» The problem
List all lines in the material below that contain "this".

» Exercise input
....................

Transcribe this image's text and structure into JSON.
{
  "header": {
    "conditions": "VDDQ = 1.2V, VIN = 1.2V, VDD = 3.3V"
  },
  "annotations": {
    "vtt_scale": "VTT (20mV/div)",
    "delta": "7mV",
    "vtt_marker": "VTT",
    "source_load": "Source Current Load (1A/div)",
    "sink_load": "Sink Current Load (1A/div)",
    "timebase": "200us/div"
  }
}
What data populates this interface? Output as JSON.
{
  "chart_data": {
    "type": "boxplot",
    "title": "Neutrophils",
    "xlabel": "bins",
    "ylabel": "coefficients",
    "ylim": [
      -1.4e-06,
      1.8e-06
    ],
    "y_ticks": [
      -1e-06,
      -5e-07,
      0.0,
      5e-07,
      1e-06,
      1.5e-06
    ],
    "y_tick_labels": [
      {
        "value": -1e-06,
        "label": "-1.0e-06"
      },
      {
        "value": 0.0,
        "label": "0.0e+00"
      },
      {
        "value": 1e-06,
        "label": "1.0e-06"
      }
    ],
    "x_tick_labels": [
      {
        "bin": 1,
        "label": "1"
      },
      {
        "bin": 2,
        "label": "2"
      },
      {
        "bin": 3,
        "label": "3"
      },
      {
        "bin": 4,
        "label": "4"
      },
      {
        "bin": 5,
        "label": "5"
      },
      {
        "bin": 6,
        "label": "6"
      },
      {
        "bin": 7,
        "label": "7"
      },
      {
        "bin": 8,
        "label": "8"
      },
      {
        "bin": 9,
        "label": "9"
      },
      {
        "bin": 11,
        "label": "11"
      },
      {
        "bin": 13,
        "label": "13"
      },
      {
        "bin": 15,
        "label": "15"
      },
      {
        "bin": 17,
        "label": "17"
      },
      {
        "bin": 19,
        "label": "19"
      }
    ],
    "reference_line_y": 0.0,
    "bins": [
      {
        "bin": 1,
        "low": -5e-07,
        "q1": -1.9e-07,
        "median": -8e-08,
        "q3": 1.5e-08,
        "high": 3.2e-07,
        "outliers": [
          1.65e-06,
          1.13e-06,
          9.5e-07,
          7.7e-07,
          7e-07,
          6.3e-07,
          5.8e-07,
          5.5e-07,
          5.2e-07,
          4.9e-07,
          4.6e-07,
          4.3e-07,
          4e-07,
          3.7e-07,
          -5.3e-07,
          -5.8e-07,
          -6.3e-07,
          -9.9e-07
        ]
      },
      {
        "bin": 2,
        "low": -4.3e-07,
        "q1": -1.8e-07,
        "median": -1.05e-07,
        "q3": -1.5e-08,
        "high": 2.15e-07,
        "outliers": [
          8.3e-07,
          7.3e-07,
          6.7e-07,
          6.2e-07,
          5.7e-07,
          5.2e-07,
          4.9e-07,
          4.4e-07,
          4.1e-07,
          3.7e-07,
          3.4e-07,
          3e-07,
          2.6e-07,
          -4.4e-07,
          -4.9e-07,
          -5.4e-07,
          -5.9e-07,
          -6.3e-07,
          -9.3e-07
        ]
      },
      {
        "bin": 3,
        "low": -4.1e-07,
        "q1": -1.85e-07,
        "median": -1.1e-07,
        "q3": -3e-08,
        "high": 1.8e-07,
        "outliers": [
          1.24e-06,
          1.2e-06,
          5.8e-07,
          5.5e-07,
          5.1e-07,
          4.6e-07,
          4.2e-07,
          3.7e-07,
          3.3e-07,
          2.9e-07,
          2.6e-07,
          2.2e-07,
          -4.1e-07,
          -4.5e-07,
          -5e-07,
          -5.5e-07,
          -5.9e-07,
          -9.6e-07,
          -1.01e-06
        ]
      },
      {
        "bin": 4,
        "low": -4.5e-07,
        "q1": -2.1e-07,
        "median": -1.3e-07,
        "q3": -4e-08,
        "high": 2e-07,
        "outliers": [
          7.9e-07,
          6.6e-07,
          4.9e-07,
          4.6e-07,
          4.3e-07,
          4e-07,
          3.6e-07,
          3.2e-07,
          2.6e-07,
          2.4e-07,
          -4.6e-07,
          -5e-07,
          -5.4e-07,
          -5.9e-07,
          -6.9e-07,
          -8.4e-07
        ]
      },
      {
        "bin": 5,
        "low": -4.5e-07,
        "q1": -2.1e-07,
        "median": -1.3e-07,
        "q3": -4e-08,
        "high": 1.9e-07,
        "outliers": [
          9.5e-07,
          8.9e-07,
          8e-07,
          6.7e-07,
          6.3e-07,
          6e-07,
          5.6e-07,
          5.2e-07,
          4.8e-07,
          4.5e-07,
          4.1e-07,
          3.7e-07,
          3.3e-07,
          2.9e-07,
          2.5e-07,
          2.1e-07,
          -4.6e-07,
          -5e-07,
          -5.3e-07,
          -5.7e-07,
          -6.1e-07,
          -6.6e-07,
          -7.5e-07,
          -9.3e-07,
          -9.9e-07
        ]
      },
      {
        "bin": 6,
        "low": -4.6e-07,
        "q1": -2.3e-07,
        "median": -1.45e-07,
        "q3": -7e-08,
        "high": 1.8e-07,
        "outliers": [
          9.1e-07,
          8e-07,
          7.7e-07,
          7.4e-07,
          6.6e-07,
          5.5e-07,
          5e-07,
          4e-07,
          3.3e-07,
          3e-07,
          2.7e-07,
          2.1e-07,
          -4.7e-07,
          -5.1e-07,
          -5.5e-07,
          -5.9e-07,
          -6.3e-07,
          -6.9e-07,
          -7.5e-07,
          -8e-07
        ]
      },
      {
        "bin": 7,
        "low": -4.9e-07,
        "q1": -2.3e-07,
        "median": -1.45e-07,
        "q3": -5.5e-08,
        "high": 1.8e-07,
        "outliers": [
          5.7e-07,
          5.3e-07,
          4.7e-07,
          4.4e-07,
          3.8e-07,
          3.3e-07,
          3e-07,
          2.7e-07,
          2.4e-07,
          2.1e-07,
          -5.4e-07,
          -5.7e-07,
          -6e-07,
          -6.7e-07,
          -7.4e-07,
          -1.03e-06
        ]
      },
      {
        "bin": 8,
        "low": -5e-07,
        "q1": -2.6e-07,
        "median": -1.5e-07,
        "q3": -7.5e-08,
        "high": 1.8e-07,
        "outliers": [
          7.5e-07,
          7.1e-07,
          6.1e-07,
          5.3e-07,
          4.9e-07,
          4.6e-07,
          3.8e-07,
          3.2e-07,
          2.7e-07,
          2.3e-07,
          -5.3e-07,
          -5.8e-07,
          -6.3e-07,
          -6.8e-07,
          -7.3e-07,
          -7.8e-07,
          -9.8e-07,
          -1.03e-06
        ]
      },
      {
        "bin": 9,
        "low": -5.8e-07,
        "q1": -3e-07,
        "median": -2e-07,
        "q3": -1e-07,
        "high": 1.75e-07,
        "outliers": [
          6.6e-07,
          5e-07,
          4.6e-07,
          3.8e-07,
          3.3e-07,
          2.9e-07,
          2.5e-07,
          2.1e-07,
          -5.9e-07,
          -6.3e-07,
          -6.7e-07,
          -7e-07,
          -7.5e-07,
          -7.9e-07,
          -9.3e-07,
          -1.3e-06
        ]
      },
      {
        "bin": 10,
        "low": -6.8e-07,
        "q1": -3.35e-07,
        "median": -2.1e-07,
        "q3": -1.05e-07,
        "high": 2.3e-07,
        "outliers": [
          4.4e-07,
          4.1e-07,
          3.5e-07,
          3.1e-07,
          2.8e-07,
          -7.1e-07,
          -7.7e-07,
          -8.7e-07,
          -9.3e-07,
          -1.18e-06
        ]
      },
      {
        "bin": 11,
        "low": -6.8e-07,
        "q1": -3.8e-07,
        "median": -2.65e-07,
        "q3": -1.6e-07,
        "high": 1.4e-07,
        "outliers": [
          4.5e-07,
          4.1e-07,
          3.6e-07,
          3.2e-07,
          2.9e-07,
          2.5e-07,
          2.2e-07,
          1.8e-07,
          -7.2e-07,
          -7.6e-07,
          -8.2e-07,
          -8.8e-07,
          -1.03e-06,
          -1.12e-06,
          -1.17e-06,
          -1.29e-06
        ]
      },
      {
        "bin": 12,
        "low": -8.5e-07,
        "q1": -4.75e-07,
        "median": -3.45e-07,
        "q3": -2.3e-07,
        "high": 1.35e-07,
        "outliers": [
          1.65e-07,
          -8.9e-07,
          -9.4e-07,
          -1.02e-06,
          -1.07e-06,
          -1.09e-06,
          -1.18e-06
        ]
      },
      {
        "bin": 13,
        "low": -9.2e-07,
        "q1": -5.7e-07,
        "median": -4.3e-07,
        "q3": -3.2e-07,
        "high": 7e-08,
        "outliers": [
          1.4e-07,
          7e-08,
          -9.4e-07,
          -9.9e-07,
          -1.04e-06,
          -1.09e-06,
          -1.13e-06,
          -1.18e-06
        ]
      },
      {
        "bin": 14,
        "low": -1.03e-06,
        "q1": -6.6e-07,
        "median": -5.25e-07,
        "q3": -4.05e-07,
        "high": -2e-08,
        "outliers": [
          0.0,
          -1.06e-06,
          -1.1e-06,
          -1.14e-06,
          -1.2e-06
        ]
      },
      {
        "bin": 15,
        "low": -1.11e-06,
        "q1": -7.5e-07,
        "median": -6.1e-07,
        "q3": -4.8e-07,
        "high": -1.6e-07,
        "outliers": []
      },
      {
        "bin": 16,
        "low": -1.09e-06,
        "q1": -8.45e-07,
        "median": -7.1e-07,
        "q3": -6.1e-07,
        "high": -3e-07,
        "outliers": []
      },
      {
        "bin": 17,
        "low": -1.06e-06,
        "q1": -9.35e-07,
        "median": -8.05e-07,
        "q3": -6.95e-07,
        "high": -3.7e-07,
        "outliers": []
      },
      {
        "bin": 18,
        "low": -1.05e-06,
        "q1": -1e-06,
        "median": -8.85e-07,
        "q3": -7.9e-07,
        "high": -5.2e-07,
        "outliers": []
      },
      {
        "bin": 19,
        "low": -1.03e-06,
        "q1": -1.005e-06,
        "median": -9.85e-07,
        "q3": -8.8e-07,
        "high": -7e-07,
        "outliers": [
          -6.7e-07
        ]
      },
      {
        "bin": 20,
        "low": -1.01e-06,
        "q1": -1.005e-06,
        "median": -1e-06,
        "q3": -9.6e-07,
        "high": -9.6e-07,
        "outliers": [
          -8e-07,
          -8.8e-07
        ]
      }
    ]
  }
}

....................

» Solved problem
Transcribe this image's text and structure into JSON.
What data populates this interface? Output as JSON.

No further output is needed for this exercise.